## INPUT RECORDS
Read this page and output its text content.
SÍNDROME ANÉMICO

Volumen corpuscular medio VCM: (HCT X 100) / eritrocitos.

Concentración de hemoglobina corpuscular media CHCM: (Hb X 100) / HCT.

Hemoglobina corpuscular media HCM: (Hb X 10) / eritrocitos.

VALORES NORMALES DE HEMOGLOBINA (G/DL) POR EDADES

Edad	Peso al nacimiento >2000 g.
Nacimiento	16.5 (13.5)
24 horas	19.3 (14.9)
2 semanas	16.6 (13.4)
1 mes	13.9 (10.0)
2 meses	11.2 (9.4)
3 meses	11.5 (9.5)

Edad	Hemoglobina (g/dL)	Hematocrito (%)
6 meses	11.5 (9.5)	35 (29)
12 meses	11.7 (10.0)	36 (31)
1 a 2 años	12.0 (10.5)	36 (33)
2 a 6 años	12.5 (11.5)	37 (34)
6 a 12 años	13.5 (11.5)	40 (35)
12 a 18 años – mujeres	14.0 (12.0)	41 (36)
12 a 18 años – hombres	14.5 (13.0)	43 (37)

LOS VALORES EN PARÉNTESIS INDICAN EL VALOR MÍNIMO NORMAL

...

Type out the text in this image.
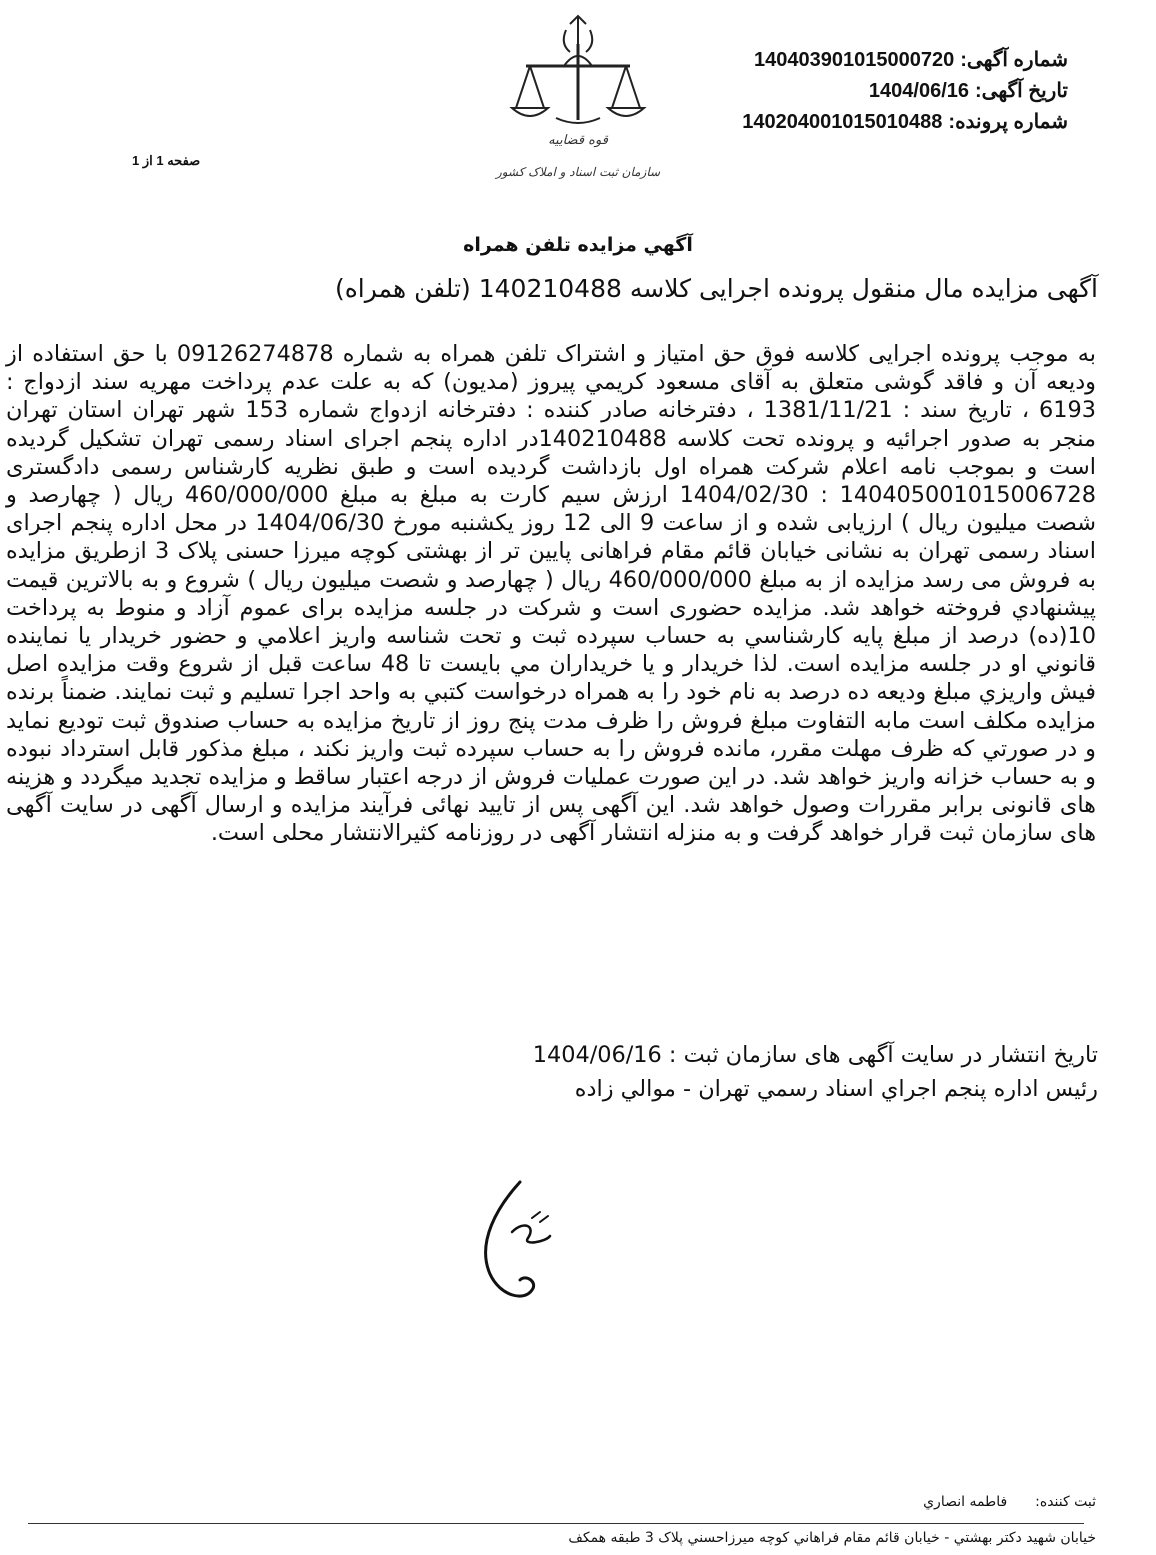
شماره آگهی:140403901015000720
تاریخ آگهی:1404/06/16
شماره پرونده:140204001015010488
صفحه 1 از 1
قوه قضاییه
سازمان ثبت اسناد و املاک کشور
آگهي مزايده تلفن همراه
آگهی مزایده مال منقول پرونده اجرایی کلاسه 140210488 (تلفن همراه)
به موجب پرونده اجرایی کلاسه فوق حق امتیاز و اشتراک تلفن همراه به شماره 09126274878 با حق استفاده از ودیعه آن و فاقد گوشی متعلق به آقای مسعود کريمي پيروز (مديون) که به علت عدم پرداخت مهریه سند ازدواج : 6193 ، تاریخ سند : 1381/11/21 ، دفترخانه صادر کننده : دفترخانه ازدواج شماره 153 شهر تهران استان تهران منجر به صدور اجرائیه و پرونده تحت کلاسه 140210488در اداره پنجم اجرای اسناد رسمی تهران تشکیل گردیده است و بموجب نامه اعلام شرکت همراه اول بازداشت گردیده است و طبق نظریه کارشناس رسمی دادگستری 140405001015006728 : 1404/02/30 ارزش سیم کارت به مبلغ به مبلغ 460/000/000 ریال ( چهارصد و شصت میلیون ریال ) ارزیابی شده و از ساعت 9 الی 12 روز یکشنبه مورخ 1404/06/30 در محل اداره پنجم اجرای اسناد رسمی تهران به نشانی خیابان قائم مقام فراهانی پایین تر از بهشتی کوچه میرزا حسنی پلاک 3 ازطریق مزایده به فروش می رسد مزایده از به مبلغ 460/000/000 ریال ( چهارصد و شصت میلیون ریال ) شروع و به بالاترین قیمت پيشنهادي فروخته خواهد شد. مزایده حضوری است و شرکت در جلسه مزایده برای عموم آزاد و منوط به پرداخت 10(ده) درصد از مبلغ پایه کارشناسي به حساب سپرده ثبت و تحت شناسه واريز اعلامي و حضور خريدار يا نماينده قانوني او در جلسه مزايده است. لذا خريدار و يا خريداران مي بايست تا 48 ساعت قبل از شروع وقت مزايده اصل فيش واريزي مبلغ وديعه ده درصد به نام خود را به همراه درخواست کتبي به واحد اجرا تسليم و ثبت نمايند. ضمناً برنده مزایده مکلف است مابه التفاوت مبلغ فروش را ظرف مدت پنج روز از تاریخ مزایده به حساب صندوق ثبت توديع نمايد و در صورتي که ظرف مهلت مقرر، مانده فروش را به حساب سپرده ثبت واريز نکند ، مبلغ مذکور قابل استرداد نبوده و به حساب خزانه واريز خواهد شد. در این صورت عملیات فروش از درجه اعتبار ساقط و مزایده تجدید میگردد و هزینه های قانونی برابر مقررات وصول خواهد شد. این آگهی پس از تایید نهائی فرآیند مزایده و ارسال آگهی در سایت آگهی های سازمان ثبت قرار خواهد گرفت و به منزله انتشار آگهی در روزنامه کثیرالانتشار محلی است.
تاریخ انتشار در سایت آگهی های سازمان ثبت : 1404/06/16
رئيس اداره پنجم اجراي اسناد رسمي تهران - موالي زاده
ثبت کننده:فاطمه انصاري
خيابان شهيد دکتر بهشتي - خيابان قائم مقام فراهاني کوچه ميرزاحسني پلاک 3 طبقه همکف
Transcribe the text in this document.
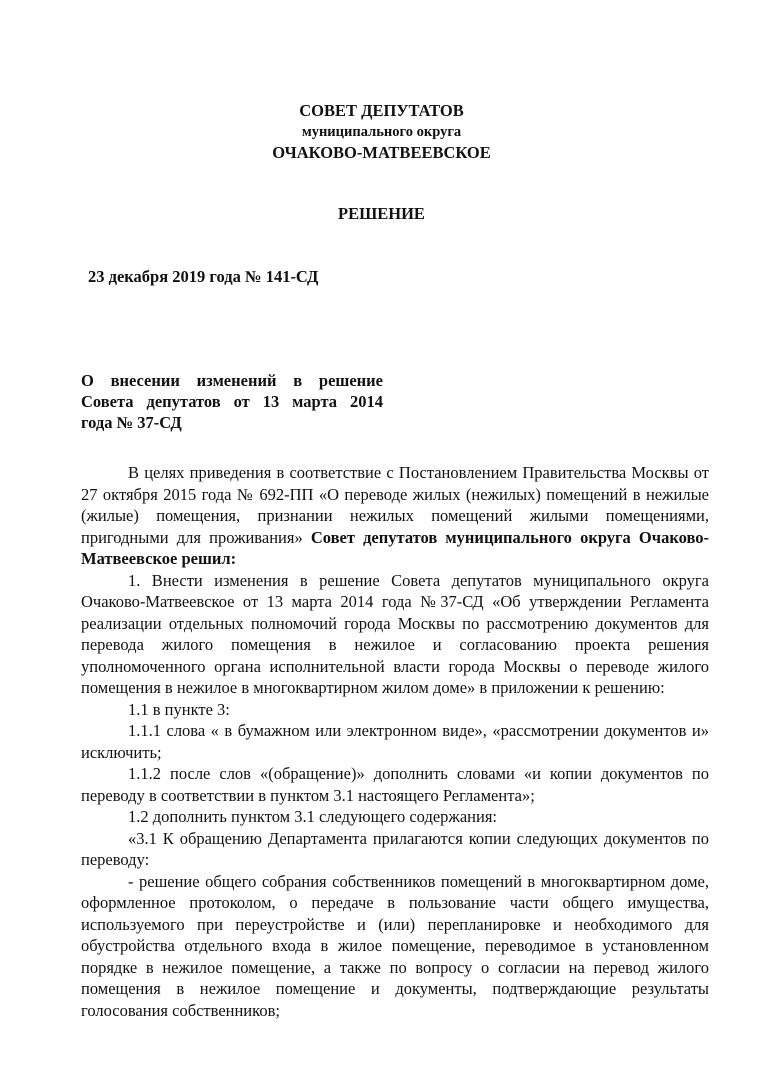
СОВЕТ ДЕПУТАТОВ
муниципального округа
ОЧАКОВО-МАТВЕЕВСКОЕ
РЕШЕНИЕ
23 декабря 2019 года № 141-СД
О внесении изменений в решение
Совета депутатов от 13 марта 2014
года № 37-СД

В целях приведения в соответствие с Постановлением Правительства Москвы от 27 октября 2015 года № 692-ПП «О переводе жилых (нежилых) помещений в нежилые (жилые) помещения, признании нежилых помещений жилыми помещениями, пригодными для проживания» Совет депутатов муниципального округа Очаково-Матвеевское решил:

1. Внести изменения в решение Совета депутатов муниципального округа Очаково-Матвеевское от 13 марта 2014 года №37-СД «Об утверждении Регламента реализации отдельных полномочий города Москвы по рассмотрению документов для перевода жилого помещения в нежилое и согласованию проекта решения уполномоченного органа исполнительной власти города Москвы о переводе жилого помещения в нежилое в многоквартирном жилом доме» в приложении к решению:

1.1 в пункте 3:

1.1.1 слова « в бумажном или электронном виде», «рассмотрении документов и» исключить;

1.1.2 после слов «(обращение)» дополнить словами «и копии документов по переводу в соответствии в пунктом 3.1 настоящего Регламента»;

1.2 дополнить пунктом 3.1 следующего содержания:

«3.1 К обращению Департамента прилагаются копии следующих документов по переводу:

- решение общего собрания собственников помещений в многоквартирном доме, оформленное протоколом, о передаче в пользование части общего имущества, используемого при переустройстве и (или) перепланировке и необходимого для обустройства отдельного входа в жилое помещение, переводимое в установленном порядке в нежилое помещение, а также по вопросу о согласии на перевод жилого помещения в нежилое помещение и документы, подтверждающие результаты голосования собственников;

## EXERCISE INSTRUCTIONS
Select all lines in the listing above where the word "meses" appears, and show them.

## SOLVED EXERCISE
2 meses	11.2 (9.4)
3 meses	11.5 (9.5)
6 meses	11.5 (9.5)	35 (29)
12 meses	11.7 (10.0)	36 (31)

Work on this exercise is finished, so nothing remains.